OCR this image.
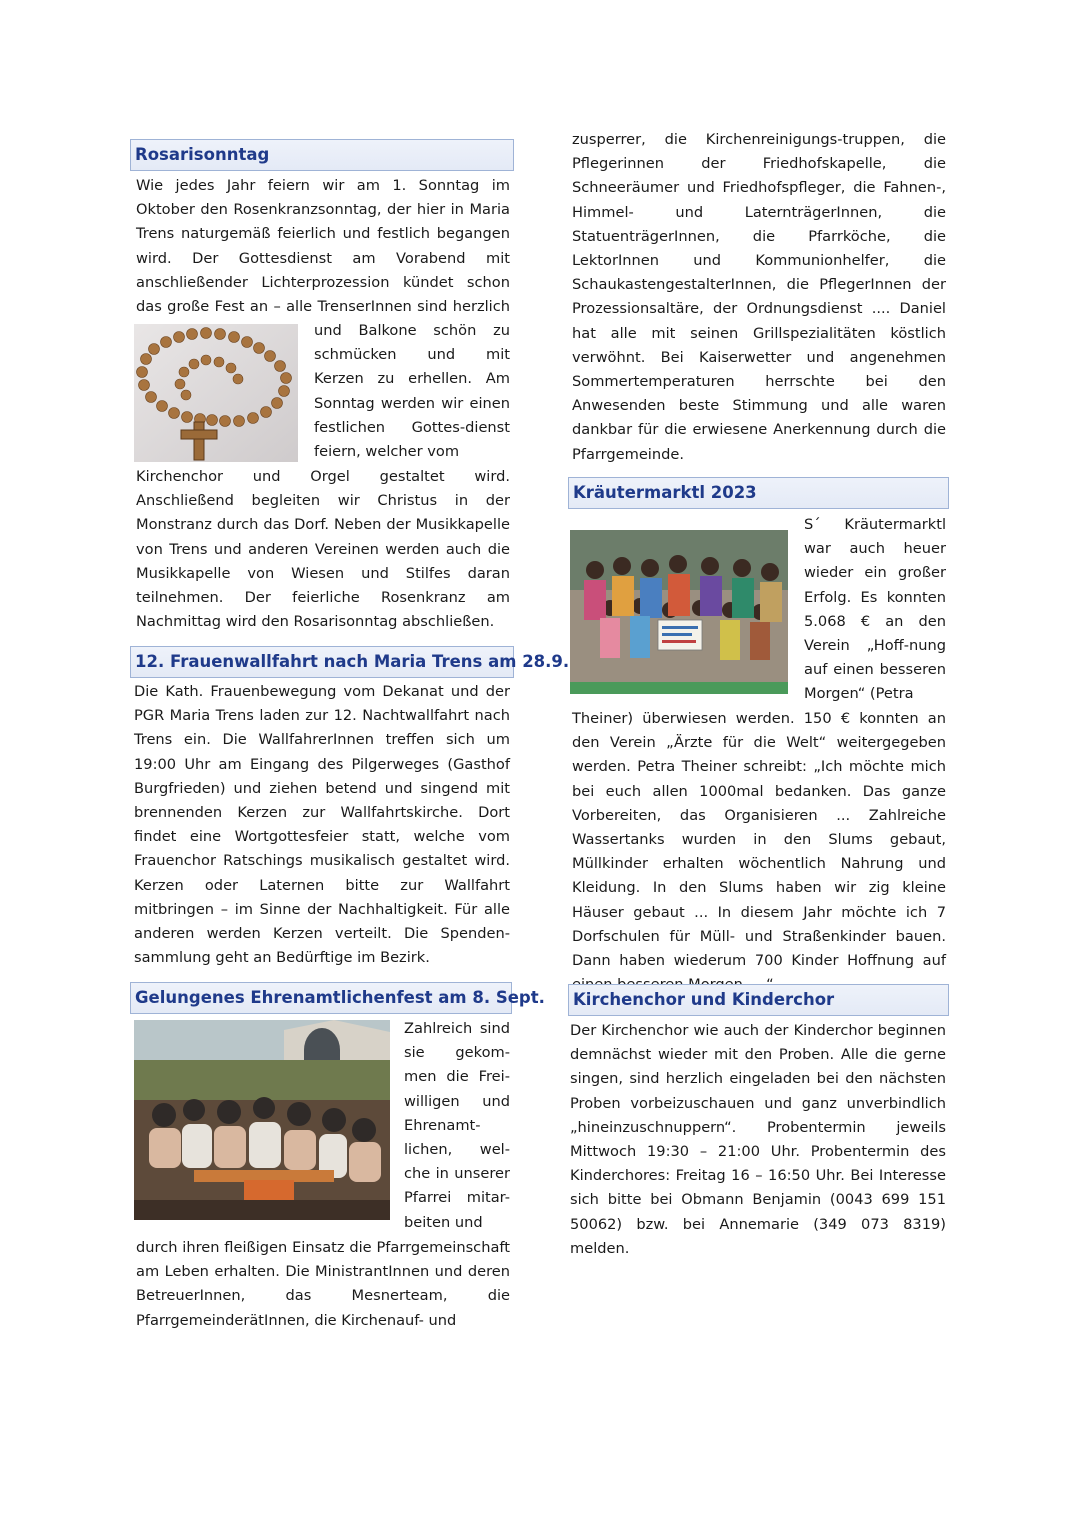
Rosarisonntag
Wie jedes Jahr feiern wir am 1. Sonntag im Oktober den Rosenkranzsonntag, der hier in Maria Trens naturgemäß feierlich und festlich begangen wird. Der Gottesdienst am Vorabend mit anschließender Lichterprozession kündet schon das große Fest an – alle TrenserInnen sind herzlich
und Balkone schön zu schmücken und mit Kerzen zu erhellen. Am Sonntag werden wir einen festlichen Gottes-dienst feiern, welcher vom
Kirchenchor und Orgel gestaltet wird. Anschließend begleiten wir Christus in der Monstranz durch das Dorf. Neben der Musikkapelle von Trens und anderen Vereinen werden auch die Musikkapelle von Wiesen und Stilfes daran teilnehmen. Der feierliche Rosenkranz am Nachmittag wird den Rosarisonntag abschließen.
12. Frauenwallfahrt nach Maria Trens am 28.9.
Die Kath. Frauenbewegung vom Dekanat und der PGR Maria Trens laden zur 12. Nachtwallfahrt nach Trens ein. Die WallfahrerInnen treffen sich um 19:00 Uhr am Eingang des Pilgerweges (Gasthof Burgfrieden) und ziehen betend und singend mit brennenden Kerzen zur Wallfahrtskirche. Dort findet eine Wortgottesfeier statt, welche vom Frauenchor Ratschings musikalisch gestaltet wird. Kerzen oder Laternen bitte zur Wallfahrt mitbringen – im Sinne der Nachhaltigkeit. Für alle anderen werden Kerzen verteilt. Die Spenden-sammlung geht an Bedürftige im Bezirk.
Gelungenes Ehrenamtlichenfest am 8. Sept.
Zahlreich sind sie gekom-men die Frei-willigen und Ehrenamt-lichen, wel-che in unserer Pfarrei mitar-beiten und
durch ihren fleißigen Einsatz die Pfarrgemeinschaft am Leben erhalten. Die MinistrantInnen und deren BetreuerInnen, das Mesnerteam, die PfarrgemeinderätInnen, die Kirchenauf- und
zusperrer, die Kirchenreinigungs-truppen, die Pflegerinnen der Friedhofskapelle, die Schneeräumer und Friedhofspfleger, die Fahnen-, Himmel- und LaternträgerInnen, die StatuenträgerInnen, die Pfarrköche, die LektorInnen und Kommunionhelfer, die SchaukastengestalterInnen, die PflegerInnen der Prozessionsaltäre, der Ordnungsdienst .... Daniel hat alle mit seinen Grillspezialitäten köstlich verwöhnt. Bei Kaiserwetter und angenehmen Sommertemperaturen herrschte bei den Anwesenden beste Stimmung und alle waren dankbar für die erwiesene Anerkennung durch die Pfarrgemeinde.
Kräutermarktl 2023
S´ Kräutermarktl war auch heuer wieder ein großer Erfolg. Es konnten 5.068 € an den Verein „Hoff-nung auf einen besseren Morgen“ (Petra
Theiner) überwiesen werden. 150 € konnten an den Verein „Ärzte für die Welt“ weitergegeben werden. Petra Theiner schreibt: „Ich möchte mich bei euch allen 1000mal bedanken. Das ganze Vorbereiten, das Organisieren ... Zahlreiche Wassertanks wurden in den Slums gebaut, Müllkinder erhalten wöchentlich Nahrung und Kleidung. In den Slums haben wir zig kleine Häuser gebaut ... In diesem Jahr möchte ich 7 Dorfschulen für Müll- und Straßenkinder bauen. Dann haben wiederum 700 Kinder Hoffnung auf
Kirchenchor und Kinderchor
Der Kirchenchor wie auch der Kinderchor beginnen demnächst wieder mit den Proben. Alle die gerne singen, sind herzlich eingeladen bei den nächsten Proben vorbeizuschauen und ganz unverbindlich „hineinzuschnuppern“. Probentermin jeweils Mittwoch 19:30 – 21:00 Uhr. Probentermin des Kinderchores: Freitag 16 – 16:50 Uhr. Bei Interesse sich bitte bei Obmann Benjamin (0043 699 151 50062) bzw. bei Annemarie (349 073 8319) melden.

------

## Requirement
A word-for-word copy of the records is required. Leave out every picture.

## Your response
OCR this image.
Rosarisonntag
Wie jedes Jahr feiern wir am 1. Sonntag im Oktober den Rosenkranzsonntag, der hier in Maria Trens naturgemäß feierlich und festlich begangen wird. Der Gottesdienst am Vorabend mit anschließender Lichterprozession kündet schon das große Fest an – alle TrenserInnen sind herzlich
und Balkone schön zu schmücken und mit Kerzen zu erhellen. Am Sonntag werden wir einen festlichen Gottes-dienst feiern, welcher vom
Kirchenchor und Orgel gestaltet wird. Anschließend begleiten wir Christus in der Monstranz durch das Dorf. Neben der Musikkapelle von Trens und anderen Vereinen werden auch die Musikkapelle von Wiesen und Stilfes daran teilnehmen. Der feierliche Rosenkranz am Nachmittag wird den Rosarisonntag abschließen.
12. Frauenwallfahrt nach Maria Trens am 28.9.
Die Kath. Frauenbewegung vom Dekanat und der PGR Maria Trens laden zur 12. Nachtwallfahrt nach Trens ein. Die WallfahrerInnen treffen sich um 19:00 Uhr am Eingang des Pilgerweges (Gasthof Burgfrieden) und ziehen betend und singend mit brennenden Kerzen zur Wallfahrtskirche. Dort findet eine Wortgottesfeier statt, welche vom Frauenchor Ratschings musikalisch gestaltet wird. Kerzen oder Laternen bitte zur Wallfahrt mitbringen – im Sinne der Nachhaltigkeit. Für alle anderen werden Kerzen verteilt. Die Spenden-sammlung geht an Bedürftige im Bezirk.
Gelungenes Ehrenamtlichenfest am 8. Sept.
Zahlreich sind sie gekom-men die Frei-willigen und Ehrenamt-lichen, wel-che in unserer Pfarrei mitar-beiten und
durch ihren fleißigen Einsatz die Pfarrgemeinschaft am Leben erhalten. Die MinistrantInnen und deren BetreuerInnen, das Mesnerteam, die PfarrgemeinderätInnen, die Kirchenauf- und
zusperrer, die Kirchenreinigungs-truppen, die Pflegerinnen der Friedhofskapelle, die Schneeräumer und Friedhofspfleger, die Fahnen-, Himmel- und LaternträgerInnen, die StatuenträgerInnen, die Pfarrköche, die LektorInnen und Kommunionhelfer, die SchaukastengestalterInnen, die PflegerInnen der Prozessionsaltäre, der Ordnungsdienst .... Daniel hat alle mit seinen Grillspezialitäten köstlich verwöhnt. Bei Kaiserwetter und angenehmen Sommertemperaturen herrschte bei den Anwesenden beste Stimmung und alle waren dankbar für die erwiesene Anerkennung durch die Pfarrgemeinde.
Kräutermarktl 2023
S´ Kräutermarktl war auch heuer wieder ein großer Erfolg. Es konnten 5.068 € an den Verein „Hoff-nung auf einen besseren Morgen“ (Petra
Theiner) überwiesen werden. 150 € konnten an den Verein „Ärzte für die Welt“ weitergegeben werden. Petra Theiner schreibt: „Ich möchte mich bei euch allen 1000mal bedanken. Das ganze Vorbereiten, das Organisieren ... Zahlreiche Wassertanks wurden in den Slums gebaut, Müllkinder erhalten wöchentlich Nahrung und Kleidung. In den Slums haben wir zig kleine Häuser gebaut ... In diesem Jahr möchte ich 7 Dorfschulen für Müll- und Straßenkinder bauen. Dann haben wiederum 700 Kinder Hoffnung auf
Kirchenchor und Kinderchor
Der Kirchenchor wie auch der Kinderchor beginnen demnächst wieder mit den Proben. Alle die gerne singen, sind herzlich eingeladen bei den nächsten Proben vorbeizuschauen und ganz unverbindlich „hineinzuschnuppern“. Probentermin jeweils Mittwoch 19:30 – 21:00 Uhr. Probentermin des Kinderchores: Freitag 16 – 16:50 Uhr. Bei Interesse sich bitte bei Obmann Benjamin (0043 699 151 50062) bzw. bei Annemarie (349 073 8319) melden.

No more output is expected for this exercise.